## Requirements:
Take each line containing "text" and report it exactly as written.

# Start of Data provided

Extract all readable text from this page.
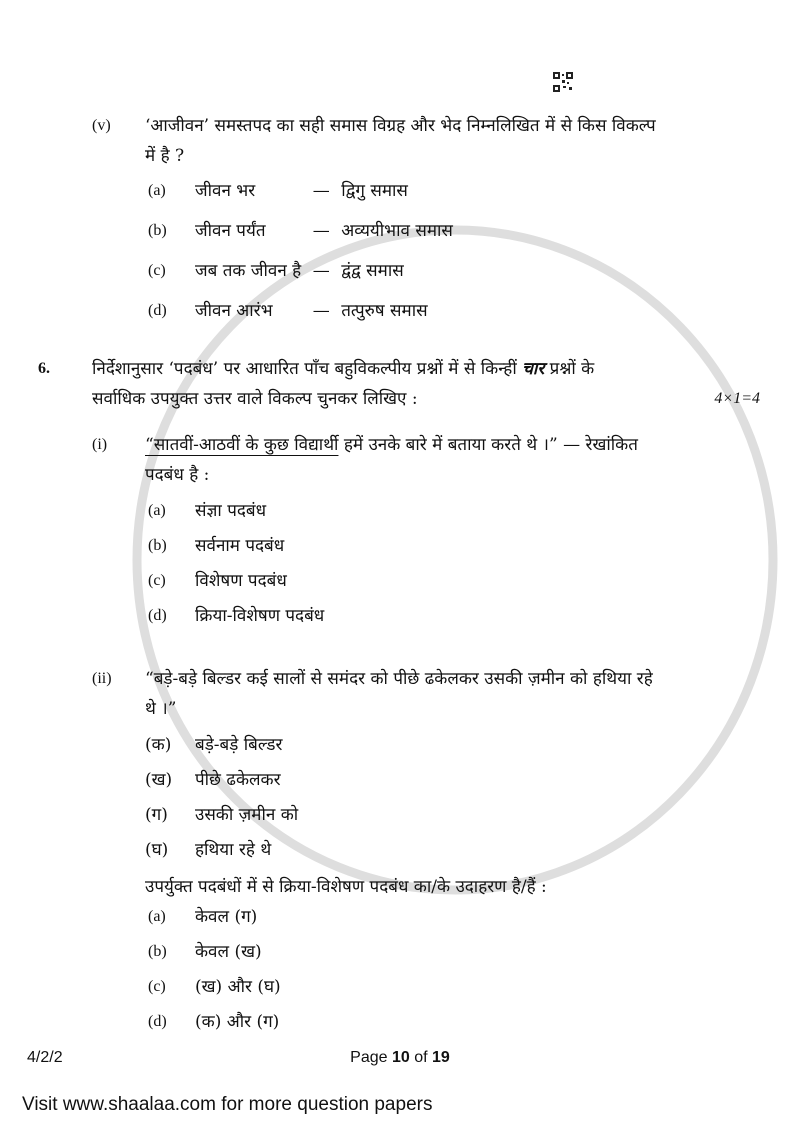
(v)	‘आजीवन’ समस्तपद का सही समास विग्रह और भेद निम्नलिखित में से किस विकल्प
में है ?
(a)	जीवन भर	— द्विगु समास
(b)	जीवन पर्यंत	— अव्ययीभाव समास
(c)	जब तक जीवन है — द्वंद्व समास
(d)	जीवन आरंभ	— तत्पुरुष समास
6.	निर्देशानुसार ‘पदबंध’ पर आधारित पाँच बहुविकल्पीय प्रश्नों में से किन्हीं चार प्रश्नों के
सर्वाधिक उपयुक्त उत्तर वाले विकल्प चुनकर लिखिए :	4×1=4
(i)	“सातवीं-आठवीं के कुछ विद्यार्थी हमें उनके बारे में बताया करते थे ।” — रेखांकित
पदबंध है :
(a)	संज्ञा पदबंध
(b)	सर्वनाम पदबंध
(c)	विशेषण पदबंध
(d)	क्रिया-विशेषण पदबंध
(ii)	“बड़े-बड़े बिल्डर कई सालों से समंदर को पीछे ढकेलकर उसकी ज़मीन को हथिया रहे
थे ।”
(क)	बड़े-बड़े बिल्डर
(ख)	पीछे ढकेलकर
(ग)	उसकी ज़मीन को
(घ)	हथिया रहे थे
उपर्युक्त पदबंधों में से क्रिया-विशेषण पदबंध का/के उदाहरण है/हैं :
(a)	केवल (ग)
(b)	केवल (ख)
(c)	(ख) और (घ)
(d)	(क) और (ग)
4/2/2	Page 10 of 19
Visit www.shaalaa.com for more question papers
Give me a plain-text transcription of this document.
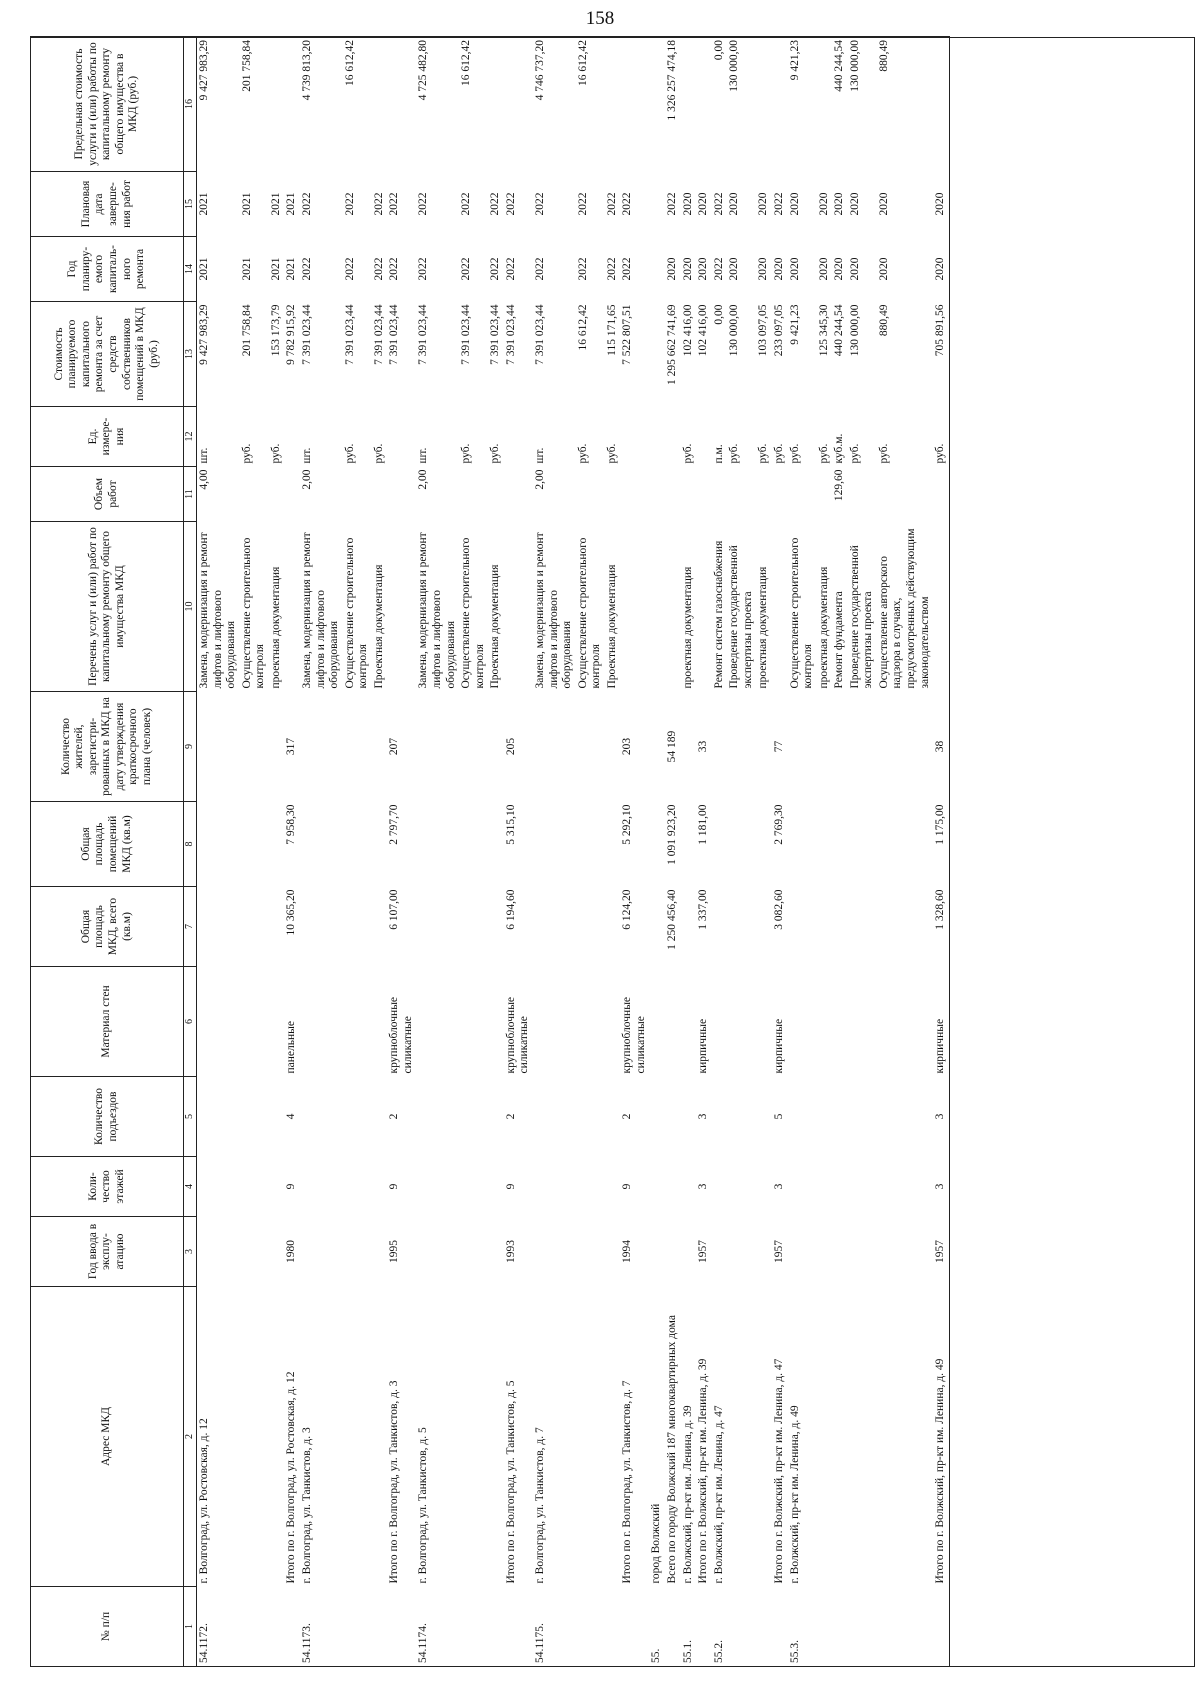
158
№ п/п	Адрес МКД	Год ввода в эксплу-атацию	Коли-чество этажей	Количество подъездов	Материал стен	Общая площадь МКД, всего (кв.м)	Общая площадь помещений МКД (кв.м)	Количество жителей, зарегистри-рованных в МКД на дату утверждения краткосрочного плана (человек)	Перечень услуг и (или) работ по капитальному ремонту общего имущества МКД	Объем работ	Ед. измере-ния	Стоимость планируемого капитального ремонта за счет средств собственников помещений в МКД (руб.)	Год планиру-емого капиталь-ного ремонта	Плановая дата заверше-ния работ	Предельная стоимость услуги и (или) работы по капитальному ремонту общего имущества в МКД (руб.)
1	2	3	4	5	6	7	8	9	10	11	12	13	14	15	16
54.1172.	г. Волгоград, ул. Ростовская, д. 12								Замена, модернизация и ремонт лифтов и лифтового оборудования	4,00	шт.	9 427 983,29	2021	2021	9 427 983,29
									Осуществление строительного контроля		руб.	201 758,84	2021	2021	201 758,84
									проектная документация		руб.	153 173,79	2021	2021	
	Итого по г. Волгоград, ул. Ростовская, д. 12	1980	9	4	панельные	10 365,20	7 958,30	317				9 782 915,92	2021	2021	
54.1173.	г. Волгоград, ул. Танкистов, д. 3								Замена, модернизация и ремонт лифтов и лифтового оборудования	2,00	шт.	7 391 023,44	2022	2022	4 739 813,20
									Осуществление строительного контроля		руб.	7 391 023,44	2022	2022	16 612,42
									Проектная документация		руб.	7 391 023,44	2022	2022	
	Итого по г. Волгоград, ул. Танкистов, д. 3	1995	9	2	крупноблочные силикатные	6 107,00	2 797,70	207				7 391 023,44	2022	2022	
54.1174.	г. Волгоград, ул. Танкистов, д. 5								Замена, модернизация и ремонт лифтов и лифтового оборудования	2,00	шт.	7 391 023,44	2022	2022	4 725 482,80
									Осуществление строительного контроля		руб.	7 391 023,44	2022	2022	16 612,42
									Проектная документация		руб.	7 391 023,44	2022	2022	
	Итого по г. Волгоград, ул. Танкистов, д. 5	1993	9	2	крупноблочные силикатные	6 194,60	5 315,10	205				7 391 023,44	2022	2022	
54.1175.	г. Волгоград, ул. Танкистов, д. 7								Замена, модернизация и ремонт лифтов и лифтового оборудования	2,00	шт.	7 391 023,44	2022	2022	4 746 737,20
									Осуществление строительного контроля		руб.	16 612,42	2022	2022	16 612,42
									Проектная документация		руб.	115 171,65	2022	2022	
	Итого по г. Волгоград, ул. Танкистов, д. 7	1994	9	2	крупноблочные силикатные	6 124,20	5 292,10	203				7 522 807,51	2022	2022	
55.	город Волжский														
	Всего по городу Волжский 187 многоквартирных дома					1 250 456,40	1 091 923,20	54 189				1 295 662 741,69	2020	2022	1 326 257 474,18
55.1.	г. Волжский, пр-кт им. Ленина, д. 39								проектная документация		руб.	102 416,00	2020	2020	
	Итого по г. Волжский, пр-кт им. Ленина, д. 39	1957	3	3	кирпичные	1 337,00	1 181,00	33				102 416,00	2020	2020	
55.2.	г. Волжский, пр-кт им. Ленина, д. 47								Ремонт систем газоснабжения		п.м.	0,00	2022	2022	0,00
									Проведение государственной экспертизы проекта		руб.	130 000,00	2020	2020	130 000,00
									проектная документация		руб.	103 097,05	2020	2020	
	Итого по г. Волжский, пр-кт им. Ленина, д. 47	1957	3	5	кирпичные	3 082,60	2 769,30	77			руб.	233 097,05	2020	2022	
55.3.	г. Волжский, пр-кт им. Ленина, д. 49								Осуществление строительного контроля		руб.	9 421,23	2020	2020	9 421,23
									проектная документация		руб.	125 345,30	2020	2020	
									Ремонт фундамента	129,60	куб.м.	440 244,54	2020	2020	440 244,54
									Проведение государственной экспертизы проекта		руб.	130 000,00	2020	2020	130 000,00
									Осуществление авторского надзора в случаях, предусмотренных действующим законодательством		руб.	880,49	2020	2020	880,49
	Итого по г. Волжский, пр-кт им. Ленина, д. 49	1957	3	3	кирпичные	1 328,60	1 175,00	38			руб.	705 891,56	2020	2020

# End of Data provided
# Start of Data provided

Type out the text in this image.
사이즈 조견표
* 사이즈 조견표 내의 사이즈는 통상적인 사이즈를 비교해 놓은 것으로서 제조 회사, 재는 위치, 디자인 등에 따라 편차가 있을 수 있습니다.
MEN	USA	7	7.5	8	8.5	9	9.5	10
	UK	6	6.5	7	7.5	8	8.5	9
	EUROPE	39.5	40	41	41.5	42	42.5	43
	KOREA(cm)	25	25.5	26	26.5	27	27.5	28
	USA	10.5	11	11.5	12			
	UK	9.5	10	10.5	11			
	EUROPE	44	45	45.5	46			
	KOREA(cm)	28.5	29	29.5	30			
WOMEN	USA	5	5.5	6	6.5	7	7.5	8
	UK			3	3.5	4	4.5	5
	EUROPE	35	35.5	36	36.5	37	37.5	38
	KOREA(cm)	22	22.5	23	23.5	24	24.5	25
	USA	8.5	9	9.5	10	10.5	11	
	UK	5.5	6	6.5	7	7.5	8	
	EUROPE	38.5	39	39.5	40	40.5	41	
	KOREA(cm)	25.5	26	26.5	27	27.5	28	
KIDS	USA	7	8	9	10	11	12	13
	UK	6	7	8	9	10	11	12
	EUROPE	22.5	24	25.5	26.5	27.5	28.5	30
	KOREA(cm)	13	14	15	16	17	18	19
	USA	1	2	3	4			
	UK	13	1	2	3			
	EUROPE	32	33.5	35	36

# End of Data provided

## The response:
Extract all readable text from this page.
Give me a plain-text transcription of this document.
Type out the text in this image.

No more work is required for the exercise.